GIVEN REQUEST
Copy the items below line for line, without altering a single character, and omit the pictures from your copy.

───── RECORDS PROVIDED ─────

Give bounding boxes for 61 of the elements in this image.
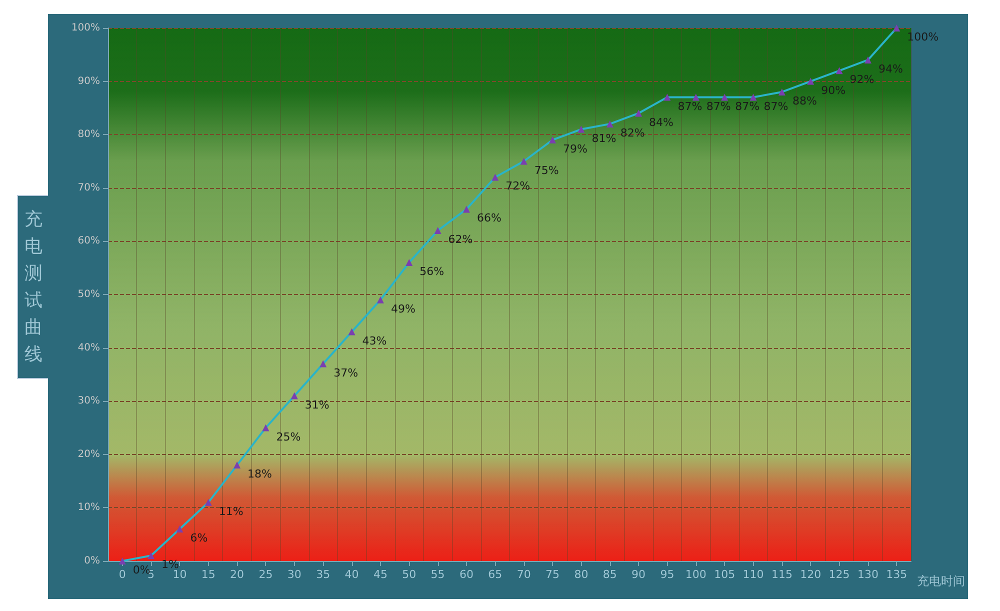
x-tick-label: 50 xyxy=(402,568,416,581)
y-tick-label: 0% xyxy=(84,556,100,566)
x-tick-label: 105 xyxy=(714,568,736,581)
data-label: 79% xyxy=(563,142,588,156)
data-label: 43% xyxy=(362,334,387,348)
y-tick-label: 90% xyxy=(78,76,100,87)
x-tick-label: 80 xyxy=(574,568,588,581)
data-label: 87% xyxy=(706,100,731,113)
data-label: 18% xyxy=(248,468,272,481)
y-tick-label: 40% xyxy=(78,342,100,354)
data-label: 25% xyxy=(276,430,301,444)
y-tick-label: 10% xyxy=(78,502,100,514)
y-tick-label: 30% xyxy=(78,396,100,407)
data-label: 75% xyxy=(534,164,559,177)
x-tick-label: 15 xyxy=(201,568,216,581)
y-tick-label: 100% xyxy=(71,22,100,34)
data-label: 6% xyxy=(190,532,208,545)
y-tick-label: 60% xyxy=(78,236,100,247)
text: 充电测试曲线 xyxy=(24,208,44,367)
data-label: 90% xyxy=(821,84,846,97)
data-label: 84% xyxy=(649,116,674,129)
y-tick-label: 20% xyxy=(78,448,100,460)
x-tick-label: 110 xyxy=(742,568,764,581)
x-tick-label: 100 xyxy=(685,568,706,581)
data-label: 88% xyxy=(792,94,817,108)
x-tick-label: 25 xyxy=(258,568,273,581)
data-label: 49% xyxy=(390,302,416,316)
x-tick-label: 0 xyxy=(118,568,126,581)
x-tick-label: 130 xyxy=(857,568,878,581)
data-label: 66% xyxy=(476,212,502,225)
x-tick-label: 35 xyxy=(316,568,330,581)
x-tick-label: 125 xyxy=(828,568,850,581)
data-label: 94% xyxy=(878,62,903,76)
x-tick-label: 45 xyxy=(373,568,388,581)
y-tick-label: 70% xyxy=(78,182,100,194)
x-tick-label: 65 xyxy=(488,568,502,581)
x-axis-title: 充电时间 xyxy=(917,574,965,588)
x-tick-label: 120 xyxy=(800,568,822,581)
x-tick-label: 90 xyxy=(632,568,646,581)
data-label: 87% xyxy=(764,100,788,113)
data-label: 81% xyxy=(592,132,616,145)
data-label: 87% xyxy=(735,100,760,113)
x-tick-label: 85 xyxy=(602,568,617,581)
x-tick-label: 30 xyxy=(287,568,302,581)
data-label: 0% xyxy=(132,564,150,576)
data-label: 56% xyxy=(420,265,444,278)
x-tick-label: 135 xyxy=(886,568,908,581)
y-tick-label: 50% xyxy=(78,289,100,300)
data-label: 31% xyxy=(304,398,330,412)
x-tick-label: 55 xyxy=(430,568,445,581)
data-label: 37% xyxy=(334,366,358,380)
x-tick-label: 40 xyxy=(344,568,359,581)
data-label: 87% xyxy=(678,100,702,113)
x-tick-label: 20 xyxy=(230,568,244,581)
y-tick-label: 80% xyxy=(78,129,100,140)
x-tick-label: 60 xyxy=(459,568,474,581)
x-tick-label: 70 xyxy=(516,568,531,581)
x-tick-label: 75 xyxy=(546,568,560,581)
x-tick-label: 95 xyxy=(660,568,674,581)
x-tick-label: 115 xyxy=(771,568,792,581)
data-label: 11% xyxy=(218,504,244,518)
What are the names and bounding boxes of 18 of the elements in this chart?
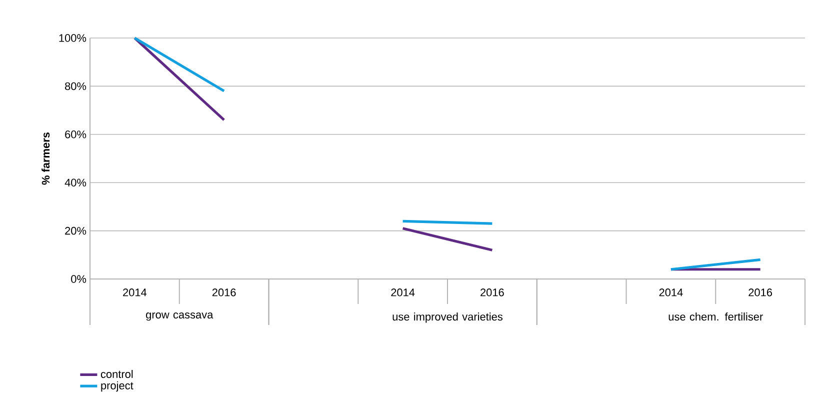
x-tick-label: 2016 xyxy=(480,288,504,296)
x-tick-label: 2016 xyxy=(212,288,236,296)
x-tick-label: 2014 xyxy=(123,288,147,296)
y-tick-label: 60% xyxy=(65,130,86,138)
y-tick-label: 40% xyxy=(64,178,86,186)
legend-label: control xyxy=(100,370,133,378)
y-axis-title: % farmers xyxy=(42,132,50,185)
y-tick-label: 0% xyxy=(71,275,86,283)
x-tick-label: 2014 xyxy=(391,288,415,296)
text: use chem. fertiliser xyxy=(668,312,763,321)
legend-label: project xyxy=(101,381,134,392)
y-tick-label: 80% xyxy=(65,82,86,90)
text: use improved varieties xyxy=(392,312,502,323)
y-tick-label: 20% xyxy=(65,226,86,235)
y-tick-label: 100% xyxy=(59,34,86,42)
text: grow cassava xyxy=(146,312,214,321)
x-tick-label: 2016 xyxy=(748,288,772,296)
x-tick-label: 2014 xyxy=(659,288,683,296)
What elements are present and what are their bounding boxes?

─────

SOLUTION TO THE EXERCISE
Give bounding boxes for 61 of the elements in this image.
x-tick-label: 50 xyxy=(402,568,416,581)
y-tick-label: 0% xyxy=(84,556,100,566)
x-tick-label: 105 xyxy=(714,568,736,581)
data-label: 79% xyxy=(563,142,588,156)
data-label: 43% xyxy=(362,334,387,348)
y-tick-label: 90% xyxy=(78,76,100,87)
x-tick-label: 80 xyxy=(574,568,588,581)
data-label: 87% xyxy=(706,100,731,113)
data-label: 18% xyxy=(248,468,272,481)
y-tick-label: 40% xyxy=(78,342,100,354)
data-label: 25% xyxy=(276,430,301,444)
y-tick-label: 10% xyxy=(78,502,100,514)
y-tick-label: 30% xyxy=(78,396,100,407)
data-label: 75% xyxy=(534,164,559,177)
x-tick-label: 15 xyxy=(201,568,216,581)
y-tick-label: 100% xyxy=(71,22,100,34)
data-label: 6% xyxy=(190,532,208,545)
y-tick-label: 60% xyxy=(78,236,100,247)
text: 充电测试曲线 xyxy=(24,208,44,367)
data-label: 90% xyxy=(821,84,846,97)
data-label: 84% xyxy=(649,116,674,129)
y-tick-label: 20% xyxy=(78,448,100,460)
x-tick-label: 110 xyxy=(742,568,764,581)
x-tick-label: 100 xyxy=(685,568,706,581)
data-label: 88% xyxy=(792,94,817,108)
x-tick-label: 25 xyxy=(258,568,273,581)
data-label: 49% xyxy=(390,302,416,316)
x-tick-label: 0 xyxy=(118,568,126,581)
x-tick-label: 130 xyxy=(857,568,878,581)
data-label: 66% xyxy=(476,212,502,225)
x-tick-label: 35 xyxy=(316,568,330,581)
x-tick-label: 125 xyxy=(828,568,850,581)
data-label: 94% xyxy=(878,62,903,76)
x-tick-label: 45 xyxy=(373,568,388,581)
y-tick-label: 70% xyxy=(78,182,100,194)
x-tick-label: 65 xyxy=(488,568,502,581)
x-axis-title: 充电时间 xyxy=(917,574,965,588)
x-tick-label: 120 xyxy=(800,568,822,581)
x-tick-label: 90 xyxy=(632,568,646,581)
data-label: 87% xyxy=(764,100,788,113)
data-label: 81% xyxy=(592,132,616,145)
data-label: 87% xyxy=(735,100,760,113)
x-tick-label: 85 xyxy=(602,568,617,581)
x-tick-label: 30 xyxy=(287,568,302,581)
data-label: 0% xyxy=(132,564,150,576)
data-label: 56% xyxy=(420,265,444,278)
x-tick-label: 135 xyxy=(886,568,908,581)
y-tick-label: 50% xyxy=(78,289,100,300)
data-label: 31% xyxy=(304,398,330,412)
x-tick-label: 55 xyxy=(430,568,445,581)
data-label: 37% xyxy=(334,366,358,380)
x-tick-label: 40 xyxy=(344,568,359,581)
data-label: 87% xyxy=(678,100,702,113)
x-tick-label: 20 xyxy=(230,568,244,581)
y-tick-label: 80% xyxy=(78,129,100,140)
x-tick-label: 60 xyxy=(459,568,474,581)
x-tick-label: 70 xyxy=(516,568,531,581)
x-tick-label: 75 xyxy=(546,568,560,581)
x-tick-label: 95 xyxy=(660,568,674,581)
x-tick-label: 115 xyxy=(771,568,792,581)
data-label: 11% xyxy=(218,504,244,518)
What are the names and bounding boxes of 18 of the elements in this chart?
x-tick-label: 2016 xyxy=(480,288,504,296)
x-tick-label: 2016 xyxy=(212,288,236,296)
x-tick-label: 2014 xyxy=(123,288,147,296)
y-tick-label: 60% xyxy=(65,130,86,138)
y-tick-label: 40% xyxy=(64,178,86,186)
legend-label: control xyxy=(100,370,133,378)
y-axis-title: % farmers xyxy=(42,132,50,185)
y-tick-label: 0% xyxy=(71,275,86,283)
x-tick-label: 2014 xyxy=(391,288,415,296)
text: use chem. fertiliser xyxy=(668,312,763,321)
legend-label: project xyxy=(101,381,134,392)
y-tick-label: 80% xyxy=(65,82,86,90)
text: use improved varieties xyxy=(392,312,502,323)
y-tick-label: 20% xyxy=(65,226,86,235)
y-tick-label: 100% xyxy=(59,34,86,42)
text: grow cassava xyxy=(146,312,214,321)
x-tick-label: 2016 xyxy=(748,288,772,296)
x-tick-label: 2014 xyxy=(659,288,683,296)
What elements are present and what are their bounding boxes?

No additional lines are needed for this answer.